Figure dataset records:

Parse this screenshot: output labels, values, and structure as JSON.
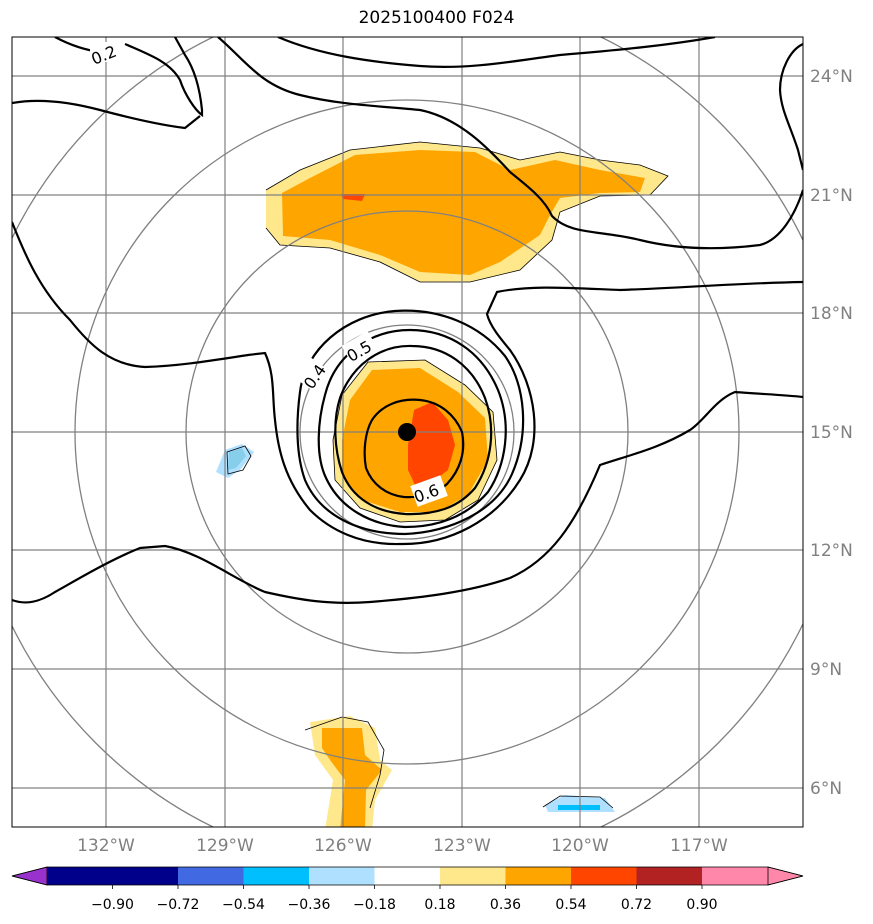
{
  "title": "2025100400 F024",
  "map": {
    "lon_range": [
      -134.4,
      -114.3
    ],
    "lat_range": [
      5.0,
      25.0
    ],
    "lon_ticks": [
      {
        "value": -132,
        "label": "132°W"
      },
      {
        "value": -129,
        "label": "129°W"
      },
      {
        "value": -126,
        "label": "126°W"
      },
      {
        "value": -123,
        "label": "123°W"
      },
      {
        "value": -120,
        "label": "120°W"
      },
      {
        "value": -117,
        "label": "117°W"
      }
    ],
    "lat_ticks": [
      {
        "value": 24,
        "label": "24°N"
      },
      {
        "value": 21,
        "label": "21°N"
      },
      {
        "value": 18,
        "label": "18°N"
      },
      {
        "value": 15,
        "label": "15°N"
      },
      {
        "value": 12,
        "label": "12°N"
      },
      {
        "value": 9,
        "label": "9°N"
      },
      {
        "value": 6,
        "label": "6°N"
      }
    ],
    "storm_center": {
      "lon": -124.4,
      "lat": 15.0
    },
    "contour_labels": [
      {
        "text": "0.2",
        "lon": -131.9,
        "lat": 24.5
      },
      {
        "text": "0.4",
        "lon": -126.8,
        "lat": 16.4
      },
      {
        "text": "0.5",
        "lon": -125.9,
        "lat": 17.2
      },
      {
        "text": "0.6",
        "lon": -123.8,
        "lat": 13.8
      }
    ],
    "colors": {
      "grid": "#808080",
      "contour": "#000000",
      "fill_018_036": "#ffe88c",
      "fill_036_054": "#ffa500",
      "fill_054_072": "#ff4500",
      "fill_neg_036_018": "#b0e0ff",
      "fill_neg_054_036": "#00bfff"
    }
  },
  "colorbar": {
    "colors": [
      "#9932cc",
      "#00008b",
      "#4169e1",
      "#00bfff",
      "#b0e0ff",
      "#ffffff",
      "#ffe88c",
      "#ffa500",
      "#ff4500",
      "#b22222",
      "#ff88aa"
    ],
    "tick_labels": [
      "−0.90",
      "−0.72",
      "−0.54",
      "−0.36",
      "−0.18",
      "0.18",
      "0.36",
      "0.54",
      "0.72",
      "0.90"
    ]
  }
}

■ Required task: All the material shown above is to be copied exactly, with no pictures carried over.

■ Answer to the task:
Parse this screenshot: output labels, values, and structure as JSON.
{
  "title": "2025100400 F024",
  "map": {
    "lon_range": [
      -134.4,
      -114.3
    ],
    "lat_range": [
      5.0,
      25.0
    ],
    "lon_ticks": [
      {
        "value": -132,
        "label": "132°W"
      },
      {
        "value": -129,
        "label": "129°W"
      },
      {
        "value": -126,
        "label": "126°W"
      },
      {
        "value": -123,
        "label": "123°W"
      },
      {
        "value": -120,
        "label": "120°W"
      },
      {
        "value": -117,
        "label": "117°W"
      }
    ],
    "lat_ticks": [
      {
        "value": 24,
        "label": "24°N"
      },
      {
        "value": 21,
        "label": "21°N"
      },
      {
        "value": 18,
        "label": "18°N"
      },
      {
        "value": 15,
        "label": "15°N"
      },
      {
        "value": 12,
        "label": "12°N"
      },
      {
        "value": 9,
        "label": "9°N"
      },
      {
        "value": 6,
        "label": "6°N"
      }
    ],
    "storm_center": {
      "lon": -124.4,
      "lat": 15.0
    },
    "contour_labels": [
      {
        "text": "0.2",
        "lon": -131.9,
        "lat": 24.5
      },
      {
        "text": "0.4",
        "lon": -126.8,
        "lat": 16.4
      },
      {
        "text": "0.5",
        "lon": -125.9,
        "lat": 17.2
      },
      {
        "text": "0.6",
        "lon": -123.8,
        "lat": 13.8
      }
    ],
    "colors": {
      "grid": "#808080",
      "contour": "#000000",
      "fill_018_036": "#ffe88c",
      "fill_036_054": "#ffa500",
      "fill_054_072": "#ff4500",
      "fill_neg_036_018": "#b0e0ff",
      "fill_neg_054_036": "#00bfff"
    }
  },
  "colorbar": {
    "colors": [
      "#9932cc",
      "#00008b",
      "#4169e1",
      "#00bfff",
      "#b0e0ff",
      "#ffffff",
      "#ffe88c",
      "#ffa500",
      "#ff4500",
      "#b22222",
      "#ff88aa"
    ],
    "tick_labels": [
      "−0.90",
      "−0.72",
      "−0.54",
      "−0.36",
      "−0.18",
      "0.18",
      "0.36",
      "0.54",
      "0.72",
      "0.90"
    ]
  }
}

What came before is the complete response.